TEXTO DE ORIGEN.
+-------+

¿Has leído Hielo, de Érika Gael? Aquí tienes mi opinión sobre ella.

Tenía esta novela en mi e-reader desde 2019. La compré poco después de su publicación el año anterior, pero mi lista de pendientes es larga y a Hielo le tocó esperar hasta mis vacaciones de verano de este año. Sabía que disfrutaría de su lectura -me gusta Érika-, pero lo que jamás imaginé es que acabaría enamorándome de la historia. Hasta el punto de estar escribiendo esta recomendación, algo que, si me sigues, sabes que es excepcional. Dejé de usar Goodreads hace mucho (detesto los spoilers y allí, a pesar de ser un reducto para lectores, están a la orden del día) y sentía la necesidad de compartir las sensaciones que me había dejado esta gran novela, así que empecé a darle vueltas al tema. 

Y aquí estoy.

Érika es la «culpable» de que haya creado una nueva sección en mi blog. Teniendo en cuenta que hace años que dejé de postear regularmente aquí por falta de tiempo, supone un enorme mérito. Y no es el único.

También es la «culpable» de que haya llegado a la última página de su novela sin peros de ninguna clase. La historia te agarra fuerte desde el principio y no te suelta. La forma en que está contada es una maravilla. Los personajes son memorables del primero al último. Y la ambientación está logradísima. Me ha gustado todo. Mejor; me ha encantado todo. Es la primera vez que me pasa y con lo difícil que soy de complacer cuando se trata de historias de ficción, yo soy la primera sorprendida.

Lo más curioso del caso es que anoche, releyendo algunos pasajes para ponerme en situación antes de escribir esta entrada, la historia me atrapó otra vez… Volví a San Petersburgo, al frío que se te mete hasta el tuétano, a los carteles en cirílico, al aroma de los vareniki de Zenya que jamás he probado…  Y me pareció incluso mejor que la primera vez que la leí. 

Aún me queda otra culpa que achacarle. La de haber logrado que me reconciliara con la narración en primera persona. Cincuenta sombras de Grey la puso de moda (¿o fue la Saga Crepúsculo?) y, desde entonces, se ha venido utilizando de forma indiscriminada; historias a las que no les va bien la primera persona, escritores que no saben usarla y la usan igual porque «está de moda», etc. He acabado hasta la coronilla de ella y, a menos que conozca de antemano al autor, no me arriesgo porque, según mi experiencia, nueve de cada diez veces no merece la pena.

+-------+

LISTA DE TAREAS.
1. Traduzca al inglés esta oración de la reseña de Hielo: «La historia te agarra fuerte desde el principio y no te suelta.»
2. Retome la reseña de Hielo justo después de su última oración y continúe el texto.

[Anotaciones de elementos de la página]
+-------+

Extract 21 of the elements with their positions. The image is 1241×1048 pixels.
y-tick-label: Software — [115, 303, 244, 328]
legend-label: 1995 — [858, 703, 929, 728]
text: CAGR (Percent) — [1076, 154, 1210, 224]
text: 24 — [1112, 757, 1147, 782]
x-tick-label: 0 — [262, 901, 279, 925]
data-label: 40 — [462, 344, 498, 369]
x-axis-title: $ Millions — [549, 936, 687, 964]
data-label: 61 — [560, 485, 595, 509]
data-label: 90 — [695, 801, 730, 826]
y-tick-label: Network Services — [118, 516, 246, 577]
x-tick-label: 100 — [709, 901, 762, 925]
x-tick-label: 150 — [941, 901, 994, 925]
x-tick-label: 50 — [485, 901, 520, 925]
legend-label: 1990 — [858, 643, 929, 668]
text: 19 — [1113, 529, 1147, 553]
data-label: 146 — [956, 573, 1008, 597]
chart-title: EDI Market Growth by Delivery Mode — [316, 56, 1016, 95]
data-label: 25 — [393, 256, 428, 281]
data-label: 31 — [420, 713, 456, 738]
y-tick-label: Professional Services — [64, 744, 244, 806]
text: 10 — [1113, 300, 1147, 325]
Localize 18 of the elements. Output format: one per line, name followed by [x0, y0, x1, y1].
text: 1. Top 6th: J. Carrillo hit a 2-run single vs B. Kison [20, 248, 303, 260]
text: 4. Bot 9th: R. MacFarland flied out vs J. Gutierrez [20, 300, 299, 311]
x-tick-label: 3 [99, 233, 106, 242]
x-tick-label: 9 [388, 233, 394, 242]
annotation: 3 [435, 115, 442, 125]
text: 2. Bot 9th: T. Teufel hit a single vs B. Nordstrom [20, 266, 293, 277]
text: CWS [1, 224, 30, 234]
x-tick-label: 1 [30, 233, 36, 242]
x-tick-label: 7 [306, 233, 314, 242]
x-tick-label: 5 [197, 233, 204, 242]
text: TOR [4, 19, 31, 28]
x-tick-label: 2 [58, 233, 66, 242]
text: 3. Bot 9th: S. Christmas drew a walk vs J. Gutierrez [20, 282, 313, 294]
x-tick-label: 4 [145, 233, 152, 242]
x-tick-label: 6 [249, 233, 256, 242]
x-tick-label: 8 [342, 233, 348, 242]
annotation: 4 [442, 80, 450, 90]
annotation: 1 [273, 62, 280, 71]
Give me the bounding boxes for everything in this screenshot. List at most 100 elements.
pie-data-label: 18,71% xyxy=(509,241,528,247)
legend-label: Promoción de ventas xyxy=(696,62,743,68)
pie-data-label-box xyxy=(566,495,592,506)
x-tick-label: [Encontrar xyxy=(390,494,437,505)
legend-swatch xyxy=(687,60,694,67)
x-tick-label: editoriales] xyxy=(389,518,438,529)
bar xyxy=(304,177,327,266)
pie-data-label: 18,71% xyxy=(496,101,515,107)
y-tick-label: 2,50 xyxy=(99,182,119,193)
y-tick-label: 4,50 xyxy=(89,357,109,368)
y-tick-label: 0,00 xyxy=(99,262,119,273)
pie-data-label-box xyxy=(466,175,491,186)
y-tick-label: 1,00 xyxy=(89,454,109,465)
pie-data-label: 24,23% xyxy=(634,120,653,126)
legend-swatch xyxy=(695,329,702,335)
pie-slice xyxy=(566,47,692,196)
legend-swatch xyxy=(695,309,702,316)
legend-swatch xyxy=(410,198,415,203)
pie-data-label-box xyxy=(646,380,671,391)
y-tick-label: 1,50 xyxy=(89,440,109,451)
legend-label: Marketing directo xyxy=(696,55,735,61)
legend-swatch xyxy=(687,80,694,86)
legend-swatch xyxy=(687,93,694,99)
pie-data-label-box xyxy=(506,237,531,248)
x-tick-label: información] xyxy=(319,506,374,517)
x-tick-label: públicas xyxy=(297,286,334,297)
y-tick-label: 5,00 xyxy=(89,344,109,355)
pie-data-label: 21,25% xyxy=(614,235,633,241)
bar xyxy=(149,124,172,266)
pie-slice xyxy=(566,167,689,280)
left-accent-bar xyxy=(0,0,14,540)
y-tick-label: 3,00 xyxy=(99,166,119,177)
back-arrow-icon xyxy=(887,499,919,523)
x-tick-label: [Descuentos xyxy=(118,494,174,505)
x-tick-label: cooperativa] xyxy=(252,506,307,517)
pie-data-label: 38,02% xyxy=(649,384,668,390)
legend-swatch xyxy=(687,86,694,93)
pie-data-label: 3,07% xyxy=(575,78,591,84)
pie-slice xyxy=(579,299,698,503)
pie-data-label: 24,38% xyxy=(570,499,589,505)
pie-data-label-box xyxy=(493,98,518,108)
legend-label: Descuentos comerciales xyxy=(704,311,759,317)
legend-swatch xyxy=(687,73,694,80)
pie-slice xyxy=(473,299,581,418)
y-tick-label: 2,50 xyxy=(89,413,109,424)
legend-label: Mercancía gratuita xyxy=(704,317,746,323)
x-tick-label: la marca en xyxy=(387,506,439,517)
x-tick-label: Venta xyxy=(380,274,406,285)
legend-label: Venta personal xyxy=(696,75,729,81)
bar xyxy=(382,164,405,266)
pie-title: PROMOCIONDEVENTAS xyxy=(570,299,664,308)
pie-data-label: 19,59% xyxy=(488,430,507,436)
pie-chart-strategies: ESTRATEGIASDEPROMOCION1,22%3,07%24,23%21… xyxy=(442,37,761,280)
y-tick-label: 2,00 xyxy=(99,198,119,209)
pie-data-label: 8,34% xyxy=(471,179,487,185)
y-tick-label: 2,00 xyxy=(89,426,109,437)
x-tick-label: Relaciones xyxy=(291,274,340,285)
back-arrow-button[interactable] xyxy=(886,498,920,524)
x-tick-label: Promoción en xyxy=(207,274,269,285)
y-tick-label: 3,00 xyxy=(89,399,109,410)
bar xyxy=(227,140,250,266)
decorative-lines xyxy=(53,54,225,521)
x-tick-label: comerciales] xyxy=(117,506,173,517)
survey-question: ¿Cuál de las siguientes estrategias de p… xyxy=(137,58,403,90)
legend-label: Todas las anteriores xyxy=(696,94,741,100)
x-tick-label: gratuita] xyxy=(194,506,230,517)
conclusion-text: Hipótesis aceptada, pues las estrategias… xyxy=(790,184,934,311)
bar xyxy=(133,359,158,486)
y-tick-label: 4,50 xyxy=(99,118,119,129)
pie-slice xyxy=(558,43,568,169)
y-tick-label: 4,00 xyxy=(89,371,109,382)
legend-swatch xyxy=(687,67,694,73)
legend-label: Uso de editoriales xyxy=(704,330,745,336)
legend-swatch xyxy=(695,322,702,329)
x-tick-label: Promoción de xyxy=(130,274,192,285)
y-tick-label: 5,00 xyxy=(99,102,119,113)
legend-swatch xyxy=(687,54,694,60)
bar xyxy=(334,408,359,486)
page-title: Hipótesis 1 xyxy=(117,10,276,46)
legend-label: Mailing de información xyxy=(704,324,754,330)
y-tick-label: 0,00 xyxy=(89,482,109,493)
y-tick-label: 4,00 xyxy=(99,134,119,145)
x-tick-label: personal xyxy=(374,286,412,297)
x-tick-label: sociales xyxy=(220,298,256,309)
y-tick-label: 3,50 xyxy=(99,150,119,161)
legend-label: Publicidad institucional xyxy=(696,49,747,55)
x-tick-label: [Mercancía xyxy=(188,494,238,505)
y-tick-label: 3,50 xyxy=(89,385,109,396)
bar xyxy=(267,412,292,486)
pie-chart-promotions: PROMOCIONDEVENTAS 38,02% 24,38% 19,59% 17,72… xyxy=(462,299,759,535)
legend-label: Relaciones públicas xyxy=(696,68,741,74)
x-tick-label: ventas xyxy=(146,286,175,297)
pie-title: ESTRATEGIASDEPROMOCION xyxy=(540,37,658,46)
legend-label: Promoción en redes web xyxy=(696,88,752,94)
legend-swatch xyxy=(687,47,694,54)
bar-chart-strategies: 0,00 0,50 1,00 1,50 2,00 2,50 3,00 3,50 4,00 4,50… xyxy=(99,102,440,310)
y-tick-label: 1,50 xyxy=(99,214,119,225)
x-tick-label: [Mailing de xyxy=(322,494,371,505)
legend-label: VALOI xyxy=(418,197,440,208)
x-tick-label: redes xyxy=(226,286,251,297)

+-------+

RESPUESTAS POR TAREA.
1. The story grabs you tightly from the beginning and doesn't let go.

2.
Hielo es una historia que respira primera persona y Érika ha sabido convertir su narración en un absoluto deleite. Logra que la patinadora canadiense Suzanne Boucher te coja de la mano en la primera página y te sumerja en su historia de superación, de sacrificio, de pasión… Hace que estés ahí todo el tiempo, viendo el mundo a través de sus ojos de veinteañera para quien el patinaje lo es todo. 

Y luego está la historia de amor. ¡Menuda historia! Érika dice que cuando se sentó a escribir Hielo sabía que no sería una novela romántica. Con mucho amor, sí, pero no «romántica» como las lectoras del género lo entienden. De hecho, se vende en exclusiva en Amazon y su categoría allí no es Romántica sino Ficción deportiva. ¿Mi opinión? Ya quisieran muchas novelas románticas tener la intensidad que tiene Hielo sin que los protagonistas hayan necesitado pronunciar las palabras «te amo» ni una sola vez. Ni una sola vez. No hablan de amor, pero tú lo sientes. En cada mirada de Suzanne, en cada una de las infrecuentes sonrisas del protagonista masculino, el patinador ruso Nicolai  «Kolya» Tsvetkov, en el enorme esfuerzo de adaptación profesional y personal que ambos hacen, en cada retazo de su pasado que comparten… Y en todos y cada uno de los «yo no te dejo caer a ti y tú no me dejas caer a mí» que pronuncian. Una frase que, a medida que pasas las páginas, se vuelve más y más significativa.  

Es difícil extenderse hablando de esta historia sin hacer spoilers, así que lo dejaré aquí. Solo voy añadir una última cosa: Hielo es la mejor novela de su clase que ha llegado a mis manos en mucho, mucho tiempo.

Hielo, de Érika Gael.
Hielo – Érika Gael

«Mi nombre es Suzanne Boucher y nací en Canadá hace diecinueve años. Durante trece de ellos, viví y resplandecí sobre el hielo, entregada en cuerpo y alma a él. 

Hasta que en mi prometedora carrera en el patinaje se abrió una grieta tan ancha como la distancia entre Montreal y San Petersburgo.

Mi nombre es Suzanne Boucher. Ahora vivo en Rusia. Durante un año, trato de resistir bajo el hielo, sepultada por él, asfixiada por él. 

Y ese único año me cambiará para siempre, igual que la estela profunda que deja tras de sí la cuchilla al aterrizar de un triple Axel.

Mi nombre es Suzanne Boucher y esta soy yo: pasión y esfuerzo. Nostalgia y cobardía. Sueños que quizá se cumplan y sueños que quizá no. La huella de un amor. La memoria de un deporte tan devastador como hermoso».

Una novela sobre el coste de los sueños, el crecimiento personal y el paso a la madurez.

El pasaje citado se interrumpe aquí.